_Description of the task_: Filter the entries and keep only the lines where the string "skolenheten" appears.

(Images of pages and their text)
++++

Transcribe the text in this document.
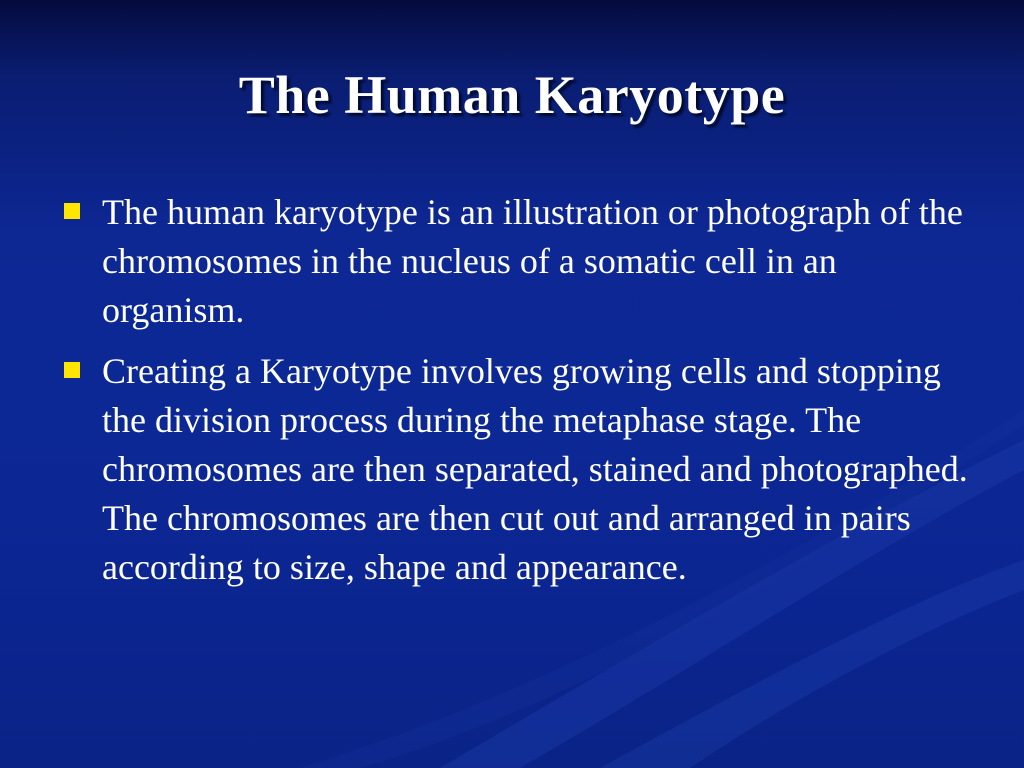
The Human Karyotype
The human karyotype is an illustration or photograph of the chromosomes in the nucleus of a somatic cell in an organism.
Creating a Karyotype involves growing cells and stopping the division process during the metaphase stage. The chromosomes are then separated, stained and photographed. The chromosomes are then cut out and arranged in pairs according to size, shape and appearance.
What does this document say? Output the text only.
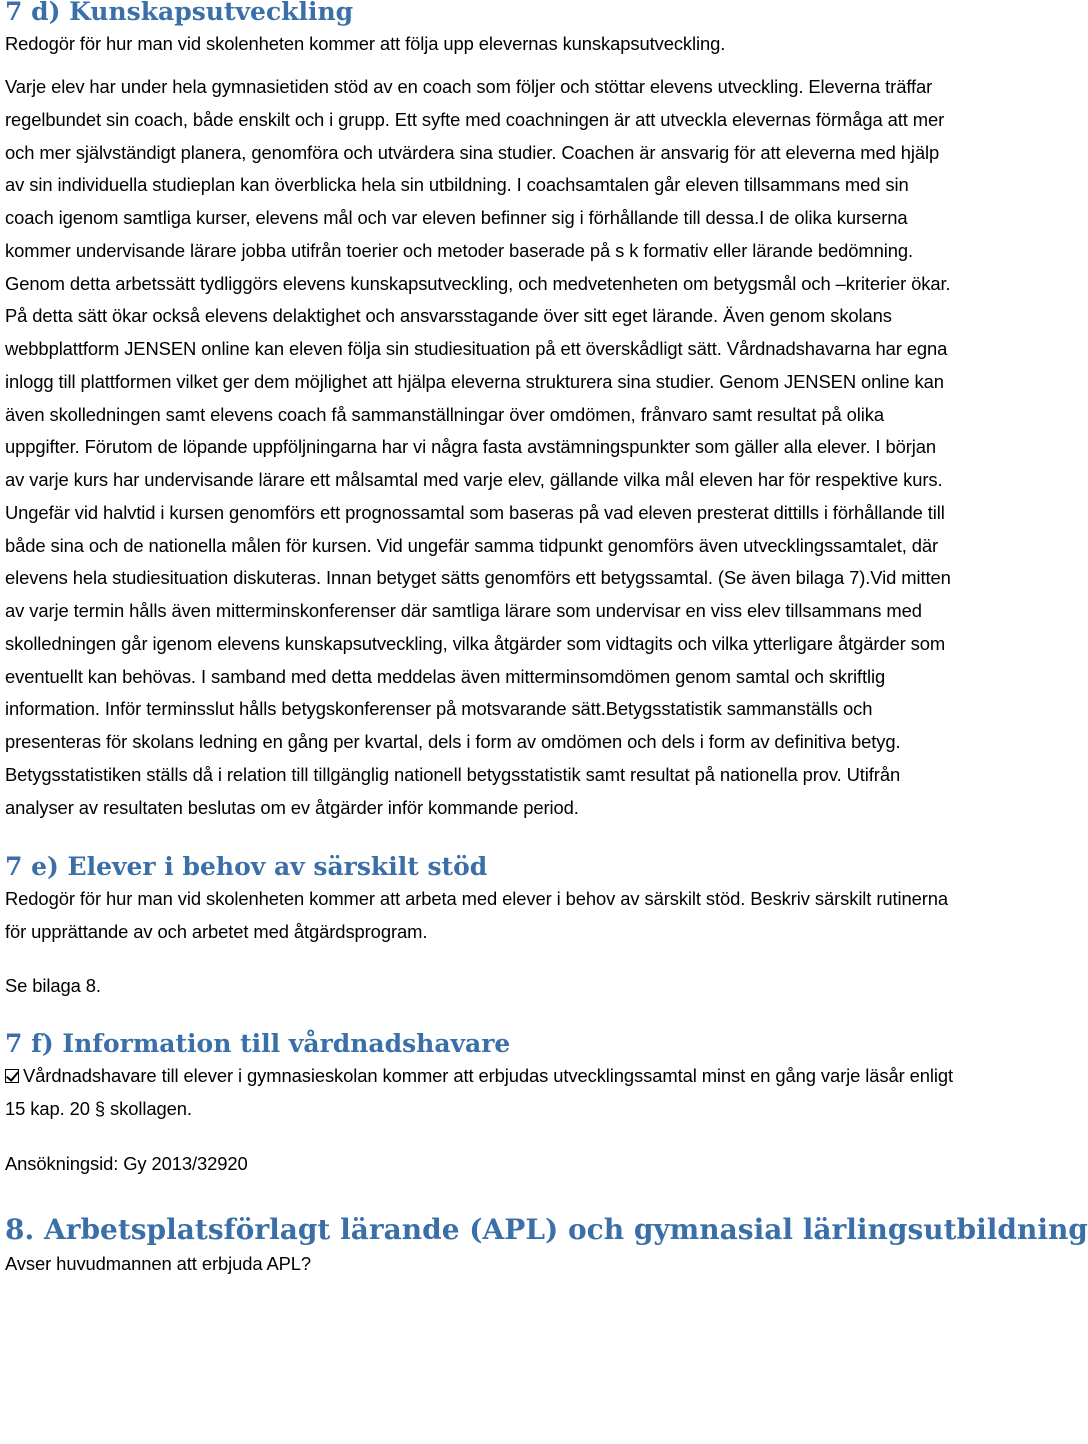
7 d) Kunskapsutveckling

Redogör för hur man vid skolenheten kommer att följa upp elevernas kunskapsutveckling.

Varje elev har under hela gymnasietiden stöd av en coach som följer och stöttar elevens utveckling. Eleverna träffar regelbundet sin coach, både enskilt och i grupp. Ett syfte med coachningen är att utveckla elevernas förmåga att mer och mer självständigt planera, genomföra och utvärdera sina studier. Coachen är ansvarig för att eleverna med hjälp av sin individuella studieplan kan överblicka hela sin utbildning. I coachsamtalen går eleven tillsammans med sin coach igenom samtliga kurser, elevens mål och var eleven befinner sig i förhållande till dessa.I de olika kurserna kommer undervisande lärare jobba utifrån toerier och metoder baserade på s k formativ eller lärande bedömning. Genom detta arbetssätt tydliggörs elevens kunskapsutveckling, och medvetenheten om betygsmål och –kriterier ökar. På detta sätt ökar också elevens delaktighet och ansvarsstagande över sitt eget lärande. Även genom skolans webbplattform JENSEN online kan eleven följa sin studiesituation på ett överskådligt sätt. Vårdnadshavarna har egna inlogg till plattformen vilket ger dem möjlighet att hjälpa eleverna strukturera sina studier. Genom JENSEN online kan även skolledningen samt elevens coach få sammanställningar över omdömen, frånvaro samt resultat på olika uppgifter. Förutom de löpande uppföljningarna har vi några fasta avstämningspunkter som gäller alla elever. I början av varje kurs har undervisande lärare ett målsamtal med varje elev, gällande vilka mål eleven har för respektive kurs. Ungefär vid halvtid i kursen genomförs ett prognossamtal som baseras på vad eleven presterat dittills i förhållande till både sina och de nationella målen för kursen. Vid ungefär samma tidpunkt genomförs även utvecklingssamtalet, där elevens hela studiesituation diskuteras. Innan betyget sätts genomförs ett betygssamtal. (Se även bilaga 7).Vid mitten av varje termin hålls även mitterminskonferenser där samtliga lärare som undervisar en viss elev tillsammans med skolledningen går igenom elevens kunskapsutveckling, vilka åtgärder som vidtagits och vilka ytterligare åtgärder som eventuellt kan behövas. I samband med detta meddelas även mitterminsomdömen genom samtal och skriftlig information. Inför terminsslut hålls betygskonferenser på motsvarande sätt.Betygsstatistik sammanställs och presenteras för skolans ledning en gång per kvartal, dels i form av omdömen och dels i form av definitiva betyg. Betygsstatistiken ställs då i relation till tillgänglig nationell betygsstatistik samt resultat på nationella prov. Utifrån analyser av resultaten beslutas om ev åtgärder inför kommande period.

7 e) Elever i behov av särskilt stöd

Redogör för hur man vid skolenheten kommer att arbeta med elever i behov av särskilt stöd. Beskriv särskilt rutinerna för upprättande av och arbetet med åtgärdsprogram.

Se bilaga 8.

7 f) Information till vårdnadshavare

Vårdnadshavare till elever i gymnasieskolan kommer att erbjudas utvecklingssamtal minst en gång varje läsår enligt 15 kap. 20 § skollagen.

Ansökningsid: Gy 2013/32920

8. Arbetsplatsförlagt lärande (APL) och gymnasial lärlingsutbildning

Avser huvudmannen att erbjuda APL?
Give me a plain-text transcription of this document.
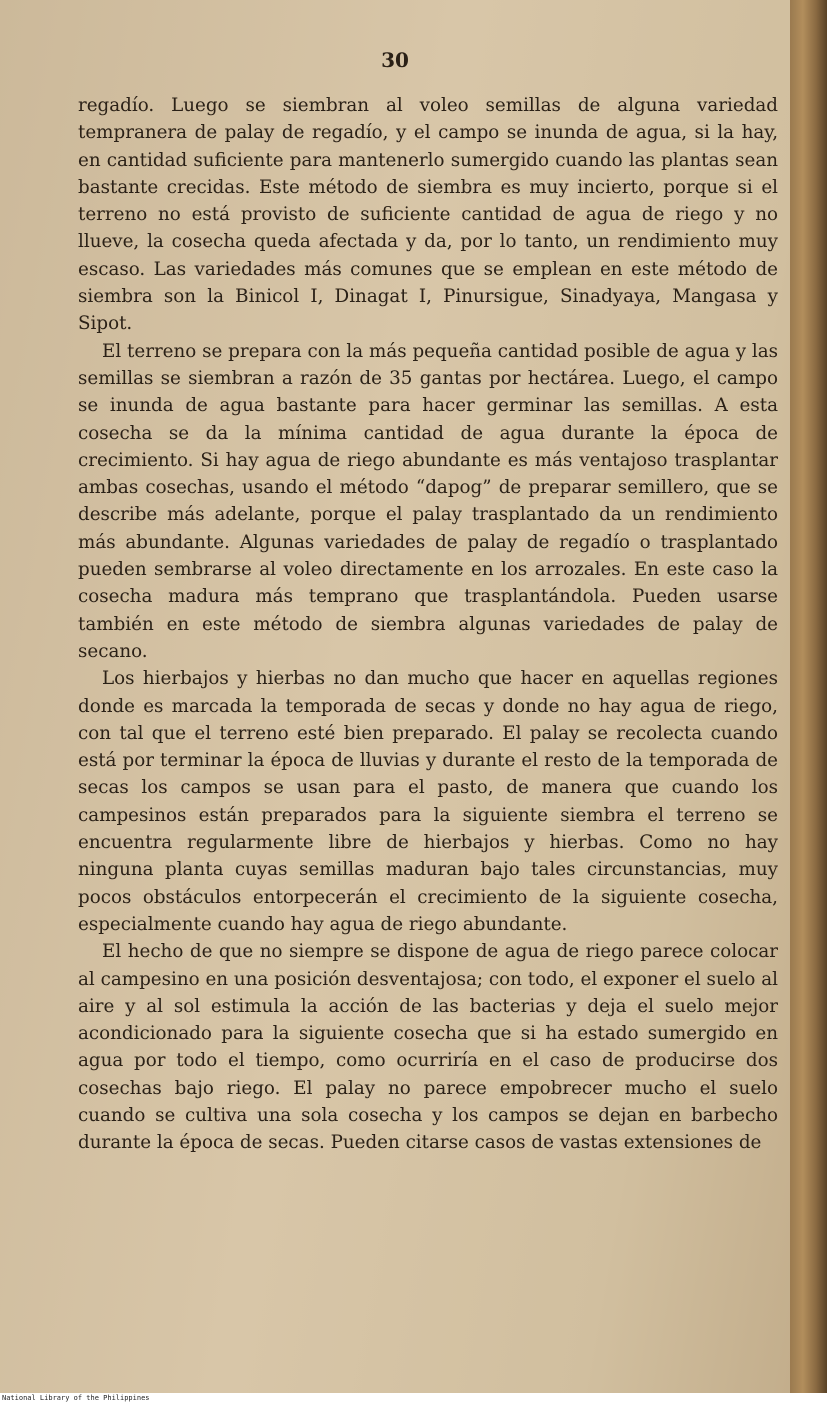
30

regadío. Luego se siembran al voleo semillas de alguna variedad tempranera de palay de regadío, y el campo se inunda de agua, si la hay, en cantidad suficiente para mantenerlo sumergido cuando las plantas sean bastante crecidas. Este método de siembra es muy incierto, porque si el terreno no está provisto de suficiente cantidad de agua de riego y no llueve, la cosecha queda afectada y da, por lo tanto, un rendimiento muy escaso. Las variedades más comunes que se emplean en este método de siembra son la Binicol I, Dinagat I, Pinursigue, Sinadyaya, Mangasa y Sipot.

El terreno se prepara con la más pequeña cantidad posible de agua y las semillas se siembran a razón de 35 gantas por hectárea. Luego, el campo se inunda de agua bastante para hacer germinar las semillas. A esta cosecha se da la mínima cantidad de agua durante la época de crecimiento. Si hay agua de riego abundante es más ventajoso trasplantar ambas cosechas, usando el método “dapog” de preparar semillero, que se describe más adelante, porque el palay trasplantado da un rendimiento más abundante. Algunas variedades de palay de regadío o trasplantado pueden sembrarse al voleo directamente en los arrozales. En este caso la cosecha madura más temprano que trasplantándola. Pueden usarse también en este método de siembra algunas variedades de palay de secano.

Los hierbajos y hierbas no dan mucho que hacer en aquellas regiones donde es marcada la temporada de secas y donde no hay agua de riego, con tal que el terreno esté bien preparado. El palay se recolecta cuando está por terminar la época de lluvias y durante el resto de la temporada de secas los campos se usan para el pasto, de manera que cuando los campesinos están preparados para la siguiente siembra el terreno se encuentra regularmente libre de hierbajos y hierbas. Como no hay ninguna planta cuyas semillas maduran bajo tales circunstancias, muy pocos obstáculos entorpecerán el crecimiento de la siguiente cosecha, especialmente cuando hay agua de riego abundante.

El hecho de que no siempre se dispone de agua de riego parece colocar al campesino en una posición desventajosa; con todo, el exponer el suelo al aire y al sol estimula la acción de las bacterias y deja el suelo mejor acondicionado para la siguiente cosecha que si ha estado sumergido en agua por todo el tiempo, como ocurriría en el caso de producirse dos cosechas bajo riego. El palay no parece empobrecer mucho el suelo cuando se cultiva una sola cosecha y los campos se dejan en barbecho durante la época de secas. Pueden citarse casos de vastas extensiones de

National Library of the Philippines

++++

_Exercise output_:
Redogör för hur man vid skolenheten kommer att följa upp elevernas kunskapsutveckling.
Redogör för hur man vid skolenheten kommer att arbeta med elever i behov av särskilt stöd. Beskriv särskilt rutinerna för upprättande av och arbetet med åtgärdsprogram.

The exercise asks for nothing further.